*Stated problem:* Gather up every line that includes the string "this".

Stored items from a collection:
☆ ☆ ☆

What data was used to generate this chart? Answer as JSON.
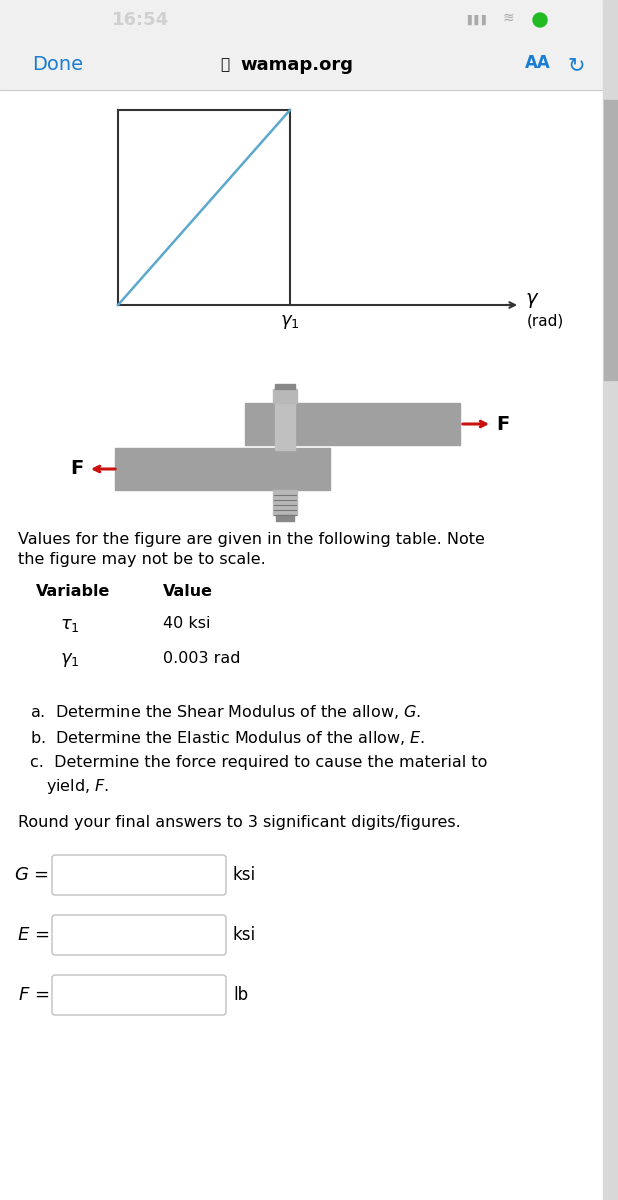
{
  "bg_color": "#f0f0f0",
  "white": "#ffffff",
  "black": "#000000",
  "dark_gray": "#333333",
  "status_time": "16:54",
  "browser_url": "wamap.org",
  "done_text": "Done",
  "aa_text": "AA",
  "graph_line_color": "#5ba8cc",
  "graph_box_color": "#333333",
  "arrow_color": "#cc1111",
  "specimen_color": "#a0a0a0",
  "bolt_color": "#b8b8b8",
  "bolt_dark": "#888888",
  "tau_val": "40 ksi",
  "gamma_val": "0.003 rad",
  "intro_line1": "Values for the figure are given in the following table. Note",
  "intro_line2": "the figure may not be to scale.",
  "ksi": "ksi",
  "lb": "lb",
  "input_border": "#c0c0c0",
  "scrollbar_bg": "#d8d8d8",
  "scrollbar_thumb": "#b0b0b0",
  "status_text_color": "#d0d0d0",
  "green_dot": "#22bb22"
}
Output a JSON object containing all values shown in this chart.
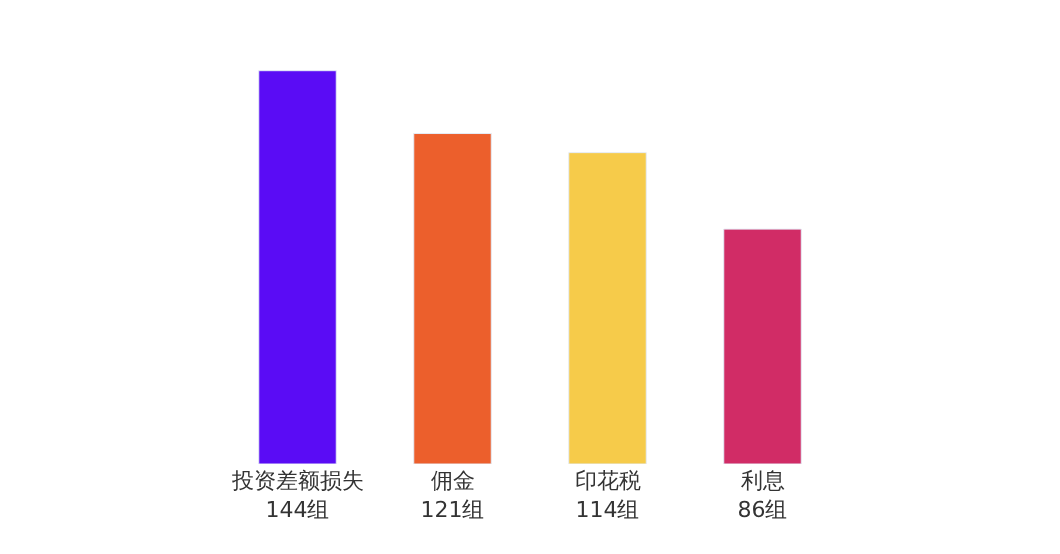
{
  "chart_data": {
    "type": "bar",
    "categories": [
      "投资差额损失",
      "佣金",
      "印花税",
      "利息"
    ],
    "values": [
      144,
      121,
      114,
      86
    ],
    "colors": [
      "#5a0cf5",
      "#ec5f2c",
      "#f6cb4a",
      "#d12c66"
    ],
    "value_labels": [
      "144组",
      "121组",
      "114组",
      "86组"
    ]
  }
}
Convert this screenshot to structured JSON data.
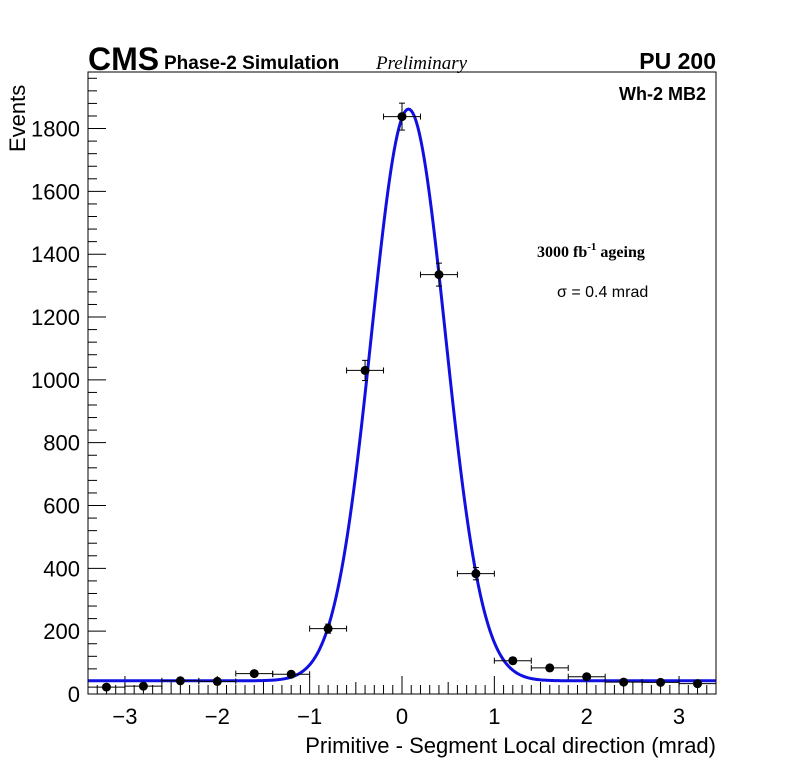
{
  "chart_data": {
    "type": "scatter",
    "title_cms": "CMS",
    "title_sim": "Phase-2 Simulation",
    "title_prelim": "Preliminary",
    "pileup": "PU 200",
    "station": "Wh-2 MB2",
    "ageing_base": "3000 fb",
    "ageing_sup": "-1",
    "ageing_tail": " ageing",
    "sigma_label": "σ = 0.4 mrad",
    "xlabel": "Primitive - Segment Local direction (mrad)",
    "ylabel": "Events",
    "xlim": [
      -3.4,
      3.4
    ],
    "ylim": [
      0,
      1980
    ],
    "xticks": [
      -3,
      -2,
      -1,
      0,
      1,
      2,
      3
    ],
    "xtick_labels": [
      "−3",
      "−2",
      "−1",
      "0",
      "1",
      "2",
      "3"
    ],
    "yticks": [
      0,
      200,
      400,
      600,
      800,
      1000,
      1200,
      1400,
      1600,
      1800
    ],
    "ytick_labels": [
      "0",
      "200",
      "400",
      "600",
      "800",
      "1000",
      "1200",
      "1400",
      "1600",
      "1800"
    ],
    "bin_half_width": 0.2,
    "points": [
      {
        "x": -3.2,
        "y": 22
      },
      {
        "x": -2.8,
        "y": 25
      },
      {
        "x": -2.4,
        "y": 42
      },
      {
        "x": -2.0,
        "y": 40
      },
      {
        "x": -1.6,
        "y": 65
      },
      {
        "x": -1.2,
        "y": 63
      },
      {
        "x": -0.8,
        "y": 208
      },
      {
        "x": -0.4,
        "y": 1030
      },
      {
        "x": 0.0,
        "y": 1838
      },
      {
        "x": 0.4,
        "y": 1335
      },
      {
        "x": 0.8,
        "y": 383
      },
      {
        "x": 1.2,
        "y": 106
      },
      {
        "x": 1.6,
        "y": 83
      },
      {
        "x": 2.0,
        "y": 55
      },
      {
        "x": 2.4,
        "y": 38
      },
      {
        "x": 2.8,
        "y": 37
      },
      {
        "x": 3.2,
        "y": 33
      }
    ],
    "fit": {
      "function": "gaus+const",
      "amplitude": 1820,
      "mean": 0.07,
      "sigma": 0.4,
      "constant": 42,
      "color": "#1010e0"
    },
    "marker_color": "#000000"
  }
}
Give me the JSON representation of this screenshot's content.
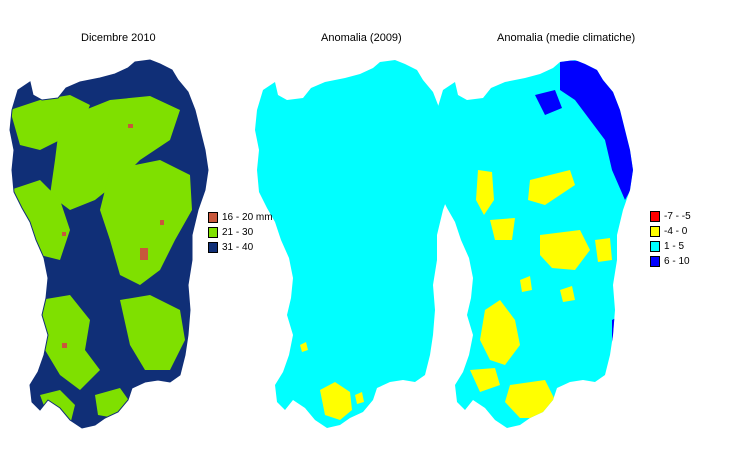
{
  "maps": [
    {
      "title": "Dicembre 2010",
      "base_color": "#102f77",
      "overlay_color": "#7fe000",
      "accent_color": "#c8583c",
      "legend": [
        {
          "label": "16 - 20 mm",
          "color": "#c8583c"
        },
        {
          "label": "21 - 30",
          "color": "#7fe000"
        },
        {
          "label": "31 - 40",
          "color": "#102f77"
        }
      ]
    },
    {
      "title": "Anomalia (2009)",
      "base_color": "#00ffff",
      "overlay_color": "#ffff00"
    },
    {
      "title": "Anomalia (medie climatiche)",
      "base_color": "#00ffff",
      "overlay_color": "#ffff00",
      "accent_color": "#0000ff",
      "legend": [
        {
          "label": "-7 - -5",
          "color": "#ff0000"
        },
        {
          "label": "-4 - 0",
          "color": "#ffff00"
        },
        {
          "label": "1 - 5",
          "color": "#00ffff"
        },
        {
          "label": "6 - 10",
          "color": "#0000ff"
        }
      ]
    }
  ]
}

☆ ☆ ☆

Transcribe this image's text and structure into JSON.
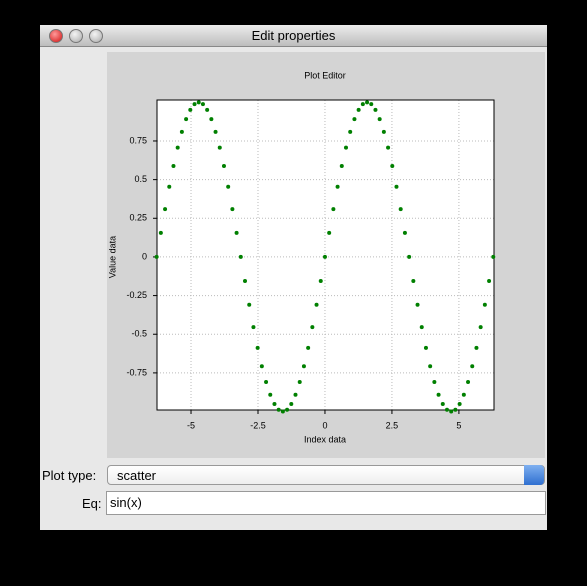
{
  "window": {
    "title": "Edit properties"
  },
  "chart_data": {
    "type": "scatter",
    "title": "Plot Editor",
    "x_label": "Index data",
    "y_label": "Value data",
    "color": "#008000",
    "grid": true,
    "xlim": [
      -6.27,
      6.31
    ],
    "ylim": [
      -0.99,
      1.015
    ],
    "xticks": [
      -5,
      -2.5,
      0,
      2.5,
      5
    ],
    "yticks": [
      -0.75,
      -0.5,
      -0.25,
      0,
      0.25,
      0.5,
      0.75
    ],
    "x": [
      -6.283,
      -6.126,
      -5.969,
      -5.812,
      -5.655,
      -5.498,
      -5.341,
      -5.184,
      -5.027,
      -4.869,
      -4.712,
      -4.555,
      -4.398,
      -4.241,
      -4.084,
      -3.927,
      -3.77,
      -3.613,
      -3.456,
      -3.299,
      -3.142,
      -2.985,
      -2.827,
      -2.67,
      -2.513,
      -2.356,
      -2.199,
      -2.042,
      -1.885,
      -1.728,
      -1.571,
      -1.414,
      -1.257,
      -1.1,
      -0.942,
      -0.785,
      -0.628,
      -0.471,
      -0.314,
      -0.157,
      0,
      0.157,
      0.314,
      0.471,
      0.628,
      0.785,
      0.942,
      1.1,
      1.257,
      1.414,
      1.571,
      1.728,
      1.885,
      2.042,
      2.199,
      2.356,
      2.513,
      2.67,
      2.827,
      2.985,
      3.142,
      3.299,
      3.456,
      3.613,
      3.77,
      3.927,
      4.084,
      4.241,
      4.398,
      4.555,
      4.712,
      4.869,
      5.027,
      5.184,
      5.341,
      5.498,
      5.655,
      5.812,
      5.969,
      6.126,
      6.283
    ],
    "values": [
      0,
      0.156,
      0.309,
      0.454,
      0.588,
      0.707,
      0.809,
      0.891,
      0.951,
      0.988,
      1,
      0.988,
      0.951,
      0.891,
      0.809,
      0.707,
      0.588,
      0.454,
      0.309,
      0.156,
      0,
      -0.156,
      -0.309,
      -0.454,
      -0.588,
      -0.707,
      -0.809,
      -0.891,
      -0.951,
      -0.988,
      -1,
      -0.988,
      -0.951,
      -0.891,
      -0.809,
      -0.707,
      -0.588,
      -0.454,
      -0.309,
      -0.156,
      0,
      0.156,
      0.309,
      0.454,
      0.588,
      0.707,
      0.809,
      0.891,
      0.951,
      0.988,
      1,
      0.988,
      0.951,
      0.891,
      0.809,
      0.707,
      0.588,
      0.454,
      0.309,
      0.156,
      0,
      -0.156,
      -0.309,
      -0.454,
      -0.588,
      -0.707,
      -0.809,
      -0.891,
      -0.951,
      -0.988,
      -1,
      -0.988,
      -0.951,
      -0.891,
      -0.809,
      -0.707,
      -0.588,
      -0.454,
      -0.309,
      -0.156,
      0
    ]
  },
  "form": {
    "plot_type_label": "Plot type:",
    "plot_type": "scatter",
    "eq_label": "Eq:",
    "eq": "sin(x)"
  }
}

☆ ☆ ☆

*Result below:*
What data was used to generate this chart? Answer as JSON.
Output a JSON object containing all values shown in this chart.
Convert this screenshot to structured JSON data.
Give me the JSON representation of this screenshot's content.
Transcribe this image's text and structure into JSON.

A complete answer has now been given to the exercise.